## [Task to complete]
Return the records exactly as they are.

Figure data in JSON
Start
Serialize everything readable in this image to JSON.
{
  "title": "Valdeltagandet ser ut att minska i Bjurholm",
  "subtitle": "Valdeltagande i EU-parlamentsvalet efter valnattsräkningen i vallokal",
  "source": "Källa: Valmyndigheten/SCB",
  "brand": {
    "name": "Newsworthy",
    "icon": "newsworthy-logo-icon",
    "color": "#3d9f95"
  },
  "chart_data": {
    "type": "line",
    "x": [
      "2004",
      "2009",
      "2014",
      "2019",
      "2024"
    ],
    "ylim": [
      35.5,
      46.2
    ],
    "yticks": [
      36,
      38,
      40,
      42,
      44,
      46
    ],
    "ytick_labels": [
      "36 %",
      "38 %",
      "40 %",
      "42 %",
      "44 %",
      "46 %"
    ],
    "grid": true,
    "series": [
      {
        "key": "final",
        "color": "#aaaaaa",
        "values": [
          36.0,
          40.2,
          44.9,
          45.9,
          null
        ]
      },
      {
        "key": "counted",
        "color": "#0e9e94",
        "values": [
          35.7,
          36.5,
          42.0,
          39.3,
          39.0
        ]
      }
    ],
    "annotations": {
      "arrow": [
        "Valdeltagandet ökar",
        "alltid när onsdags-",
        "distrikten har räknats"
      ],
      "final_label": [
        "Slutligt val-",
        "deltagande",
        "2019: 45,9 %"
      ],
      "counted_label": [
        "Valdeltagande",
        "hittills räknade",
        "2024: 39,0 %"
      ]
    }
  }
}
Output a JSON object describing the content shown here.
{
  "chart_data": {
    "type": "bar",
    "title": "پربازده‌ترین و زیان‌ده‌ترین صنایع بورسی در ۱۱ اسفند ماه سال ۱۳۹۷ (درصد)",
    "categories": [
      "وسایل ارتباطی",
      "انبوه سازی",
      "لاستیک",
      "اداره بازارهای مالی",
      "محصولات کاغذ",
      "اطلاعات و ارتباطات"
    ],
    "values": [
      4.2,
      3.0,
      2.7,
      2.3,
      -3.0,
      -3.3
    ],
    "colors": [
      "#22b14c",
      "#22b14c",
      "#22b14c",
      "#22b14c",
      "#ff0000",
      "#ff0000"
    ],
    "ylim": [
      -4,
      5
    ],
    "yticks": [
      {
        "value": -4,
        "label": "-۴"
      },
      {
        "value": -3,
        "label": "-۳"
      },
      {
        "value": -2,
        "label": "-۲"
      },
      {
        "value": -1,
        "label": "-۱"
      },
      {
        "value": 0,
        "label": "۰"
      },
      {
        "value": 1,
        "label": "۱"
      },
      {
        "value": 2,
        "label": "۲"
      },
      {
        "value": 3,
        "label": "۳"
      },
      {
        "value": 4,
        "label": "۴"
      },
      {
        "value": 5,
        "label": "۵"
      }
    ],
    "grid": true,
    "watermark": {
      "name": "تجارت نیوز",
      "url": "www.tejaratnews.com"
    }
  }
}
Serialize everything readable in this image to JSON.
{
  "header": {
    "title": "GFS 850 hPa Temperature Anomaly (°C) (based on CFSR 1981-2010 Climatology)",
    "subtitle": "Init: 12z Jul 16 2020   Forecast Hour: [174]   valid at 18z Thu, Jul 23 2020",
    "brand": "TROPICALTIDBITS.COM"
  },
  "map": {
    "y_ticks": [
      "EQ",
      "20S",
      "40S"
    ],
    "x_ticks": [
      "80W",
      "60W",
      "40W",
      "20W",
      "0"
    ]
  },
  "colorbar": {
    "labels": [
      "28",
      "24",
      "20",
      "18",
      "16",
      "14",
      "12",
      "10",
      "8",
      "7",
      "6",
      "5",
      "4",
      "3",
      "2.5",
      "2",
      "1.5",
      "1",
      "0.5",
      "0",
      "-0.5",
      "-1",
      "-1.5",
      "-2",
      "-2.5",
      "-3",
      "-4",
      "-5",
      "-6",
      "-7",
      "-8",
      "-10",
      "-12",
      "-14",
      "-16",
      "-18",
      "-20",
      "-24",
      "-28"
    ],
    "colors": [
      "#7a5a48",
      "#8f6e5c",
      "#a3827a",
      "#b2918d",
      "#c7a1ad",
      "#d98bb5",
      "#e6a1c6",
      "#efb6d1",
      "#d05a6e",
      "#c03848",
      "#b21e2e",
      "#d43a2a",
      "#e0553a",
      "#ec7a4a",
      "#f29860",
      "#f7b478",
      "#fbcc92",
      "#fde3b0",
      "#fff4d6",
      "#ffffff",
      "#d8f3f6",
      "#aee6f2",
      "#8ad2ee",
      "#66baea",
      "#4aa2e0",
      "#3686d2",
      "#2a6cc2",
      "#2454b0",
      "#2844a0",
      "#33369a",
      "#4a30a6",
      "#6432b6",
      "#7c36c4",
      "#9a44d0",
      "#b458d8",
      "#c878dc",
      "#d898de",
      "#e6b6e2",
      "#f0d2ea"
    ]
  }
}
End
## [Worked solution]
Serialize everything readable in this image to JSON.
{
  "title": "Valdeltagandet ser ut att minska i Bjurholm",
  "subtitle": "Valdeltagande i EU-parlamentsvalet efter valnattsräkningen i vallokal",
  "source": "Källa: Valmyndigheten/SCB",
  "brand": {
    "name": "Newsworthy",
    "icon": "newsworthy-logo-icon",
    "color": "#3d9f95"
  },
  "chart_data": {
    "type": "line",
    "x": [
      "2004",
      "2009",
      "2014",
      "2019",
      "2024"
    ],
    "ylim": [
      35.5,
      46.2
    ],
    "yticks": [
      36,
      38,
      40,
      42,
      44,
      46
    ],
    "ytick_labels": [
      "36 %",
      "38 %",
      "40 %",
      "42 %",
      "44 %",
      "46 %"
    ],
    "grid": true,
    "series": [
      {
        "key": "final",
        "color": "#aaaaaa",
        "values": [
          36.0,
          40.2,
          44.9,
          45.9,
          null
        ]
      },
      {
        "key": "counted",
        "color": "#0e9e94",
        "values": [
          35.7,
          36.5,
          42.0,
          39.3,
          39.0
        ]
      }
    ],
    "annotations": {
      "arrow": [
        "Valdeltagandet ökar",
        "alltid när onsdags-",
        "distrikten har räknats"
      ],
      "final_label": [
        "Slutligt val-",
        "deltagande",
        "2019: 45,9 %"
      ],
      "counted_label": [
        "Valdeltagande",
        "hittills räknade",
        "2024: 39,0 %"
      ]
    }
  }
}
Output a JSON object describing the content shown here.
{
  "chart_data": {
    "type": "bar",
    "title": "پربازده‌ترین و زیان‌ده‌ترین صنایع بورسی در ۱۱ اسفند ماه سال ۱۳۹۷ (درصد)",
    "categories": [
      "وسایل ارتباطی",
      "انبوه سازی",
      "لاستیک",
      "اداره بازارهای مالی",
      "محصولات کاغذ",
      "اطلاعات و ارتباطات"
    ],
    "values": [
      4.2,
      3.0,
      2.7,
      2.3,
      -3.0,
      -3.3
    ],
    "colors": [
      "#22b14c",
      "#22b14c",
      "#22b14c",
      "#22b14c",
      "#ff0000",
      "#ff0000"
    ],
    "ylim": [
      -4,
      5
    ],
    "yticks": [
      {
        "value": -4,
        "label": "-۴"
      },
      {
        "value": -3,
        "label": "-۳"
      },
      {
        "value": -2,
        "label": "-۲"
      },
      {
        "value": -1,
        "label": "-۱"
      },
      {
        "value": 0,
        "label": "۰"
      },
      {
        "value": 1,
        "label": "۱"
      },
      {
        "value": 2,
        "label": "۲"
      },
      {
        "value": 3,
        "label": "۳"
      },
      {
        "value": 4,
        "label": "۴"
      },
      {
        "value": 5,
        "label": "۵"
      }
    ],
    "grid": true,
    "watermark": {
      "name": "تجارت نیوز",
      "url": "www.tejaratnews.com"
    }
  }
}
Serialize everything readable in this image to JSON.
{
  "header": {
    "title": "GFS 850 hPa Temperature Anomaly (°C) (based on CFSR 1981-2010 Climatology)",
    "subtitle": "Init: 12z Jul 16 2020   Forecast Hour: [174]   valid at 18z Thu, Jul 23 2020",
    "brand": "TROPICALTIDBITS.COM"
  },
  "map": {
    "y_ticks": [
      "EQ",
      "20S",
      "40S"
    ],
    "x_ticks": [
      "80W",
      "60W",
      "40W",
      "20W",
      "0"
    ]
  },
  "colorbar": {
    "labels": [
      "28",
      "24",
      "20",
      "18",
      "16",
      "14",
      "12",
      "10",
      "8",
      "7",
      "6",
      "5",
      "4",
      "3",
      "2.5",
      "2",
      "1.5",
      "1",
      "0.5",
      "0",
      "-0.5",
      "-1",
      "-1.5",
      "-2",
      "-2.5",
      "-3",
      "-4",
      "-5",
      "-6",
      "-7",
      "-8",
      "-10",
      "-12",
      "-14",
      "-16",
      "-18",
      "-20",
      "-24",
      "-28"
    ],
    "colors": [
      "#7a5a48",
      "#8f6e5c",
      "#a3827a",
      "#b2918d",
      "#c7a1ad",
      "#d98bb5",
      "#e6a1c6",
      "#efb6d1",
      "#d05a6e",
      "#c03848",
      "#b21e2e",
      "#d43a2a",
      "#e0553a",
      "#ec7a4a",
      "#f29860",
      "#f7b478",
      "#fbcc92",
      "#fde3b0",
      "#fff4d6",
      "#ffffff",
      "#d8f3f6",
      "#aee6f2",
      "#8ad2ee",
      "#66baea",
      "#4aa2e0",
      "#3686d2",
      "#2a6cc2",
      "#2454b0",
      "#2844a0",
      "#33369a",
      "#4a30a6",
      "#6432b6",
      "#7c36c4",
      "#9a44d0",
      "#b458d8",
      "#c878dc",
      "#d898de",
      "#e6b6e2",
      "#f0d2ea"
    ]
  }
}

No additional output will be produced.